=== Provided records ===

——

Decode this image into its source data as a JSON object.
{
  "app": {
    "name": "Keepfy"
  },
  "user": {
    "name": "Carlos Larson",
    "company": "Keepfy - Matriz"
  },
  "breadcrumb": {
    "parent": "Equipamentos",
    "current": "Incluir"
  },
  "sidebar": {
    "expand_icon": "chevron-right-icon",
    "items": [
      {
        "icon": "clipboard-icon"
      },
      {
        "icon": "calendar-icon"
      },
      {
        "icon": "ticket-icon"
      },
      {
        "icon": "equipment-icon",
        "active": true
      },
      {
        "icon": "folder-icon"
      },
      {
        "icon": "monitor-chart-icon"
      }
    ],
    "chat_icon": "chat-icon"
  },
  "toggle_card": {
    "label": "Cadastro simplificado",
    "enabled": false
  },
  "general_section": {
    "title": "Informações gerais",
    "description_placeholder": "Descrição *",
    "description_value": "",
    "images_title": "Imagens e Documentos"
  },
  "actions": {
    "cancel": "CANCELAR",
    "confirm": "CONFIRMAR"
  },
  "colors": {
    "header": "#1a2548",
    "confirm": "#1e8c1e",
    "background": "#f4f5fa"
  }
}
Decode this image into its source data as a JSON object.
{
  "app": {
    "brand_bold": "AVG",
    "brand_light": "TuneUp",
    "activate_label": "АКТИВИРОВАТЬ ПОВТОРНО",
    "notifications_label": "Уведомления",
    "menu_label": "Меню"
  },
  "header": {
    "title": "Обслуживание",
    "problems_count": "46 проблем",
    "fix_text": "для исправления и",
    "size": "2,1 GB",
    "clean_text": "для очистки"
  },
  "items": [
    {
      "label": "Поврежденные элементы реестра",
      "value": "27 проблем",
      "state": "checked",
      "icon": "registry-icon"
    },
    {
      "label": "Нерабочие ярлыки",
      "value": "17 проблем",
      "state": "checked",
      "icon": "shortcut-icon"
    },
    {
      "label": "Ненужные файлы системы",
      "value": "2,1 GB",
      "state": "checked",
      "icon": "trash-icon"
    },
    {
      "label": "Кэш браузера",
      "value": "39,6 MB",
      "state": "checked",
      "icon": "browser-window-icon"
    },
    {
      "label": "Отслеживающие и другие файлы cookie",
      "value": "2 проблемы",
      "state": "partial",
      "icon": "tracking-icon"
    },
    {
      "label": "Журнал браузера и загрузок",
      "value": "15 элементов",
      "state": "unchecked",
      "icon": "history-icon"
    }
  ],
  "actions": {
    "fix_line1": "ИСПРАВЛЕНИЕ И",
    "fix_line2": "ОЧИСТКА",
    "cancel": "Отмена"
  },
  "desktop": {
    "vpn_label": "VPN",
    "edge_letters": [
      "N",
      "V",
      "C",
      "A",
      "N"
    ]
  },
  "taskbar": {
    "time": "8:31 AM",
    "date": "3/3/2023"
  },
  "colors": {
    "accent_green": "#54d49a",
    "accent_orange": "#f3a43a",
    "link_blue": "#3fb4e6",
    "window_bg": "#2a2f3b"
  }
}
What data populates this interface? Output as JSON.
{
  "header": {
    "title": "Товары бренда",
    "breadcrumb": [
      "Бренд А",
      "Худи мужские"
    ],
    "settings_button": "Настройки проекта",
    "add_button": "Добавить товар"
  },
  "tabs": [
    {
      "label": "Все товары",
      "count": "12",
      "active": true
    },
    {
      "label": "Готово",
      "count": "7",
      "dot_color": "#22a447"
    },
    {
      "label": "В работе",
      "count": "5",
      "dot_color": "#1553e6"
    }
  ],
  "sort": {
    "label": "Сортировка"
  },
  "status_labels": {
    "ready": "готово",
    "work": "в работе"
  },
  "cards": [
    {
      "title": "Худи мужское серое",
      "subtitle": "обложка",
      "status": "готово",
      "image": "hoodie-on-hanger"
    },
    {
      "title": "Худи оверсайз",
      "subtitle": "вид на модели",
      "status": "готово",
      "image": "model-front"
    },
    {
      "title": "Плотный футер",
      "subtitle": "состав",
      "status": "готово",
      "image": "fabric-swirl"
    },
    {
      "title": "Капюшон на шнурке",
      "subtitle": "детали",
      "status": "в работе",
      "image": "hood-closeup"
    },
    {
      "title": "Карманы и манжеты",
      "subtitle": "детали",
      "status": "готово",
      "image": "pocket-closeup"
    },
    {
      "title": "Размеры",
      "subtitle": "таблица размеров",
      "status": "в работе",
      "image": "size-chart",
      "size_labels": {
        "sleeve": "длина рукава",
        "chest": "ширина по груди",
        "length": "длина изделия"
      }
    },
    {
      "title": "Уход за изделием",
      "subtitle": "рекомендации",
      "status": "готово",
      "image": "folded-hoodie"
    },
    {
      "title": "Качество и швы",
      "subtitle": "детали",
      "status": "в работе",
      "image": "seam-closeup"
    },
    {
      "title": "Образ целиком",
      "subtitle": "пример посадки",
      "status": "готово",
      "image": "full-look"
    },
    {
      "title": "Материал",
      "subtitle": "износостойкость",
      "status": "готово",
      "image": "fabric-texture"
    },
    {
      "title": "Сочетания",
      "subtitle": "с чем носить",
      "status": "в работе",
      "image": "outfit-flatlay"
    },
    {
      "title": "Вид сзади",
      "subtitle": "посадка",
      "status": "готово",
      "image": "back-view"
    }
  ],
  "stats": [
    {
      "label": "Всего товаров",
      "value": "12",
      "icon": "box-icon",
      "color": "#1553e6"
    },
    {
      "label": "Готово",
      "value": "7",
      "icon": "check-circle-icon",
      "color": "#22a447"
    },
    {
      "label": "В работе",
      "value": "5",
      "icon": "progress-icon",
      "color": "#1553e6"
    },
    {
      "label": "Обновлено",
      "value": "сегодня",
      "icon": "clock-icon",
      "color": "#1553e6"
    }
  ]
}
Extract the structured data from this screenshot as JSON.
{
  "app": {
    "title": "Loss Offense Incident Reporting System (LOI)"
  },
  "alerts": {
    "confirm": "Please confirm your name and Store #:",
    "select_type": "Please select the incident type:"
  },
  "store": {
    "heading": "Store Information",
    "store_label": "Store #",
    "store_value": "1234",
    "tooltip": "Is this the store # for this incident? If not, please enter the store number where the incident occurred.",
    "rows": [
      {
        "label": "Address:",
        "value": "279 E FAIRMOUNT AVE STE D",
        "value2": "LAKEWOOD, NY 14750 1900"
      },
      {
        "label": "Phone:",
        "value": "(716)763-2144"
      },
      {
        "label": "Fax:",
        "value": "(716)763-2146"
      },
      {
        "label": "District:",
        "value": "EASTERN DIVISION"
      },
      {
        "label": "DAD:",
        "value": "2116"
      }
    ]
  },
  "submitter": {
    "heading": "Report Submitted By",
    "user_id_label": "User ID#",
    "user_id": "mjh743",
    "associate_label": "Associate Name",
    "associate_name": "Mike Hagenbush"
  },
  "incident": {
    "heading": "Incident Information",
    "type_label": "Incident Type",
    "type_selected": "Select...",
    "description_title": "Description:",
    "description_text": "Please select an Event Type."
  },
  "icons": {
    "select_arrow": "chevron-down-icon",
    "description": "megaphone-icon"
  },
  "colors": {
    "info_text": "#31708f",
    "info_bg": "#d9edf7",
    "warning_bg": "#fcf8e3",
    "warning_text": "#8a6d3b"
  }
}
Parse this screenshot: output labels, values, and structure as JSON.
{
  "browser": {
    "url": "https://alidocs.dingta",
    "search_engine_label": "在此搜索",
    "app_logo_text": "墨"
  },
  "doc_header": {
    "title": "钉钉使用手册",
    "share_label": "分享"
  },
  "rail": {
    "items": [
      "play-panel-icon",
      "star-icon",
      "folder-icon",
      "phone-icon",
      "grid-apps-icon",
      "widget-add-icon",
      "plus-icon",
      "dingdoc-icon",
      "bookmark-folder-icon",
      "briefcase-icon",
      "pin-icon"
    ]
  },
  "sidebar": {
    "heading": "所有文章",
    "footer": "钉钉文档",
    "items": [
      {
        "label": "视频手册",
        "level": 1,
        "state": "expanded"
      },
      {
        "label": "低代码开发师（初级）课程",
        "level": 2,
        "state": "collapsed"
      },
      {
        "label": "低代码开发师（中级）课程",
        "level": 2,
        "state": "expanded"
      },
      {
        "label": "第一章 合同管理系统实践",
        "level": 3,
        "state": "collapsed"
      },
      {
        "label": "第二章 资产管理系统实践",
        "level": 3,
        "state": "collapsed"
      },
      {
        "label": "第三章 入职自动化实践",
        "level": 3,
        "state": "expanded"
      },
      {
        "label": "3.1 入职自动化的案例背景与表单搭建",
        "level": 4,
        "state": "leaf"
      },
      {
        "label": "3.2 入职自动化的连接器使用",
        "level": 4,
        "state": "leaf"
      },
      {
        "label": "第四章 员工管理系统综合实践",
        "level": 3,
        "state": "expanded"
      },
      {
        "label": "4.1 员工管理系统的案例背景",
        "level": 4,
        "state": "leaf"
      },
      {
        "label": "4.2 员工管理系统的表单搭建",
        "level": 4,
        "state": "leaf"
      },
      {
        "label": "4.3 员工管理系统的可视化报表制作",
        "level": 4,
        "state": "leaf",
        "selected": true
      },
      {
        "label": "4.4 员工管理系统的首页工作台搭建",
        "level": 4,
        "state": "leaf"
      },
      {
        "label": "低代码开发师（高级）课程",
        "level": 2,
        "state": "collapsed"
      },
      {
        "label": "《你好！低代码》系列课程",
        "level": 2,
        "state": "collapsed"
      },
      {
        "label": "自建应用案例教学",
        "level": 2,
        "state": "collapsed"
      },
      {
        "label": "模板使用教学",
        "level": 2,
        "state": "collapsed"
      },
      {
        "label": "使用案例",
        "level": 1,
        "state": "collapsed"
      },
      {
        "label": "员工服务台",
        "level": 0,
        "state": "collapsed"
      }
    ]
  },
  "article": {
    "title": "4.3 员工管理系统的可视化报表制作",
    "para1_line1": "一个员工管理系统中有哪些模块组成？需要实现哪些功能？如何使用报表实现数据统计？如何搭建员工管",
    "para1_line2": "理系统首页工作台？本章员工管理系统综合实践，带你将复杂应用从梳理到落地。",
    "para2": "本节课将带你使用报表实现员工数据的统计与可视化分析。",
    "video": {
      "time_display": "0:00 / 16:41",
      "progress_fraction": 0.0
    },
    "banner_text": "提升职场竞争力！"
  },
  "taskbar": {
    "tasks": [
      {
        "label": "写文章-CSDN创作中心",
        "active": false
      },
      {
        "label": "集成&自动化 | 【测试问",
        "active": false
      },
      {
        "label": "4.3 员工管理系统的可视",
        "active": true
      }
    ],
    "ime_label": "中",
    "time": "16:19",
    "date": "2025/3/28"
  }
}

——

=== Work to do ===
Find all lines where the word "chart" appears. Copy them.

=== Task result ===
        "icon": "monitor-chart-icon"
      "image": "size-chart",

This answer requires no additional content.